Figure record listings:
__________________________________________________

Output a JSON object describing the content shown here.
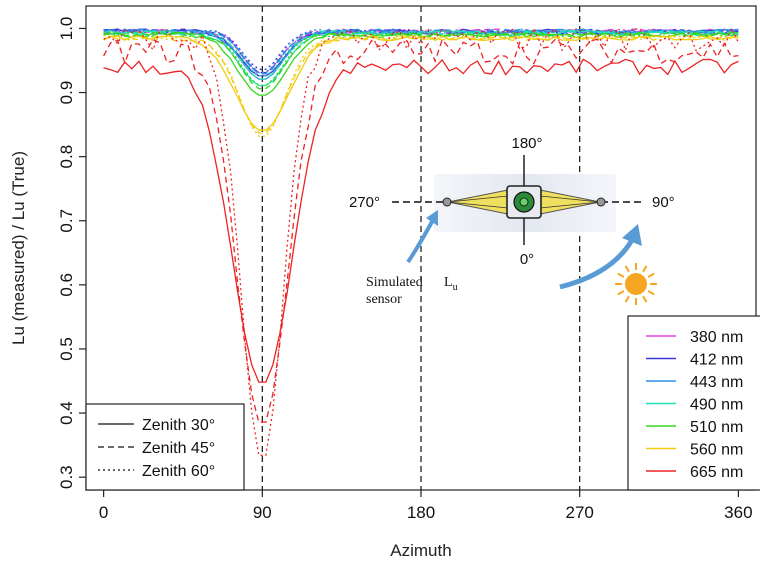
{
  "chart_data": {
    "type": "line",
    "title": "",
    "xlabel": "Azimuth",
    "ylabel": "Lu (measured) / Lu (True)",
    "xlim": [
      -10,
      370
    ],
    "ylim": [
      0.28,
      1.035
    ],
    "x_ticks": [
      0,
      90,
      180,
      270,
      360
    ],
    "y_ticks": [
      0.3,
      0.4,
      0.5,
      0.6,
      0.7,
      0.8,
      0.9,
      1.0
    ],
    "x_tick_labels": [
      "0",
      "90",
      "180",
      "270",
      "360"
    ],
    "y_tick_labels": [
      "0.3",
      "0.4",
      "0.5",
      "0.6",
      "0.7",
      "0.8",
      "0.9",
      "1.0"
    ],
    "vlines": [
      90,
      180,
      270
    ],
    "grid": false,
    "wavelength_legend": {
      "placement": "bottom-right",
      "entries": [
        {
          "label": "380 nm",
          "color": "#e040e0"
        },
        {
          "label": "412 nm",
          "color": "#3a3ad8"
        },
        {
          "label": "443 nm",
          "color": "#2f8fe8"
        },
        {
          "label": "490 nm",
          "color": "#20e0b8"
        },
        {
          "label": "510 nm",
          "color": "#36d61e"
        },
        {
          "label": "560 nm",
          "color": "#f2cc10"
        },
        {
          "label": "665 nm",
          "color": "#ee2222"
        }
      ]
    },
    "linestyle_legend": {
      "placement": "bottom-left",
      "entries": [
        {
          "label": "Zenith 30°",
          "style": "solid"
        },
        {
          "label": "Zenith 45°",
          "style": "dashed"
        },
        {
          "label": "Zenith 60°",
          "style": "dotted"
        }
      ]
    },
    "series_params": [
      {
        "wavelength": "380 nm",
        "color": "#e040e0",
        "base": 0.995,
        "minima": [
          0.925,
          0.93,
          0.93
        ],
        "widths": [
          17,
          15,
          14
        ]
      },
      {
        "wavelength": "412 nm",
        "color": "#3a3ad8",
        "base": 0.995,
        "minima": [
          0.925,
          0.93,
          0.935
        ],
        "widths": [
          17,
          15,
          14
        ]
      },
      {
        "wavelength": "443 nm",
        "color": "#2f8fe8",
        "base": 0.995,
        "minima": [
          0.92,
          0.928,
          0.93
        ],
        "widths": [
          17,
          15,
          14
        ]
      },
      {
        "wavelength": "490 nm",
        "color": "#20e0b8",
        "base": 0.993,
        "minima": [
          0.91,
          0.92,
          0.925
        ],
        "widths": [
          18,
          16,
          15
        ]
      },
      {
        "wavelength": "510 nm",
        "color": "#36d61e",
        "base": 0.99,
        "minima": [
          0.895,
          0.905,
          0.91
        ],
        "widths": [
          19,
          17,
          16
        ]
      },
      {
        "wavelength": "560 nm",
        "color": "#f2cc10",
        "base": 0.985,
        "minima": [
          0.84,
          0.835,
          0.83
        ],
        "widths": [
          21,
          19,
          18
        ]
      },
      {
        "wavelength": "665 nm",
        "color": "#ee2222",
        "base": [
          0.94,
          0.965,
          0.985
        ],
        "minima": [
          0.445,
          0.38,
          0.325
        ],
        "widths": [
          24,
          20,
          17
        ]
      }
    ],
    "inset": {
      "angle_labels": {
        "top": "180°",
        "bottom": "0°",
        "left": "270°",
        "right": "90°"
      },
      "sensor_label_line1": "Simulated",
      "sensor_label_line2": "sensor",
      "lu_label": "L",
      "lu_subscript": "u"
    }
  }
}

__________________________________________________

• Work to be completed: Give the data again exactly as written, with all pictures left out.

• Written response:
Output a JSON object describing the content shown here.
{
  "chart_data": {
    "type": "line",
    "title": "",
    "xlabel": "Azimuth",
    "ylabel": "Lu (measured) / Lu (True)",
    "xlim": [
      -10,
      370
    ],
    "ylim": [
      0.28,
      1.035
    ],
    "x_ticks": [
      0,
      90,
      180,
      270,
      360
    ],
    "y_ticks": [
      0.3,
      0.4,
      0.5,
      0.6,
      0.7,
      0.8,
      0.9,
      1.0
    ],
    "x_tick_labels": [
      "0",
      "90",
      "180",
      "270",
      "360"
    ],
    "y_tick_labels": [
      "0.3",
      "0.4",
      "0.5",
      "0.6",
      "0.7",
      "0.8",
      "0.9",
      "1.0"
    ],
    "vlines": [
      90,
      180,
      270
    ],
    "grid": false,
    "wavelength_legend": {
      "placement": "bottom-right",
      "entries": [
        {
          "label": "380 nm",
          "color": "#e040e0"
        },
        {
          "label": "412 nm",
          "color": "#3a3ad8"
        },
        {
          "label": "443 nm",
          "color": "#2f8fe8"
        },
        {
          "label": "490 nm",
          "color": "#20e0b8"
        },
        {
          "label": "510 nm",
          "color": "#36d61e"
        },
        {
          "label": "560 nm",
          "color": "#f2cc10"
        },
        {
          "label": "665 nm",
          "color": "#ee2222"
        }
      ]
    },
    "linestyle_legend": {
      "placement": "bottom-left",
      "entries": [
        {
          "label": "Zenith 30°",
          "style": "solid"
        },
        {
          "label": "Zenith 45°",
          "style": "dashed"
        },
        {
          "label": "Zenith 60°",
          "style": "dotted"
        }
      ]
    },
    "series_params": [
      {
        "wavelength": "380 nm",
        "color": "#e040e0",
        "base": 0.995,
        "minima": [
          0.925,
          0.93,
          0.93
        ],
        "widths": [
          17,
          15,
          14
        ]
      },
      {
        "wavelength": "412 nm",
        "color": "#3a3ad8",
        "base": 0.995,
        "minima": [
          0.925,
          0.93,
          0.935
        ],
        "widths": [
          17,
          15,
          14
        ]
      },
      {
        "wavelength": "443 nm",
        "color": "#2f8fe8",
        "base": 0.995,
        "minima": [
          0.92,
          0.928,
          0.93
        ],
        "widths": [
          17,
          15,
          14
        ]
      },
      {
        "wavelength": "490 nm",
        "color": "#20e0b8",
        "base": 0.993,
        "minima": [
          0.91,
          0.92,
          0.925
        ],
        "widths": [
          18,
          16,
          15
        ]
      },
      {
        "wavelength": "510 nm",
        "color": "#36d61e",
        "base": 0.99,
        "minima": [
          0.895,
          0.905,
          0.91
        ],
        "widths": [
          19,
          17,
          16
        ]
      },
      {
        "wavelength": "560 nm",
        "color": "#f2cc10",
        "base": 0.985,
        "minima": [
          0.84,
          0.835,
          0.83
        ],
        "widths": [
          21,
          19,
          18
        ]
      },
      {
        "wavelength": "665 nm",
        "color": "#ee2222",
        "base": [
          0.94,
          0.965,
          0.985
        ],
        "minima": [
          0.445,
          0.38,
          0.325
        ],
        "widths": [
          24,
          20,
          17
        ]
      }
    ],
    "inset": {
      "angle_labels": {
        "top": "180°",
        "bottom": "0°",
        "left": "270°",
        "right": "90°"
      },
      "sensor_label_line1": "Simulated",
      "sensor_label_line2": "sensor",
      "lu_label": "L",
      "lu_subscript": "u"
    }
  }
}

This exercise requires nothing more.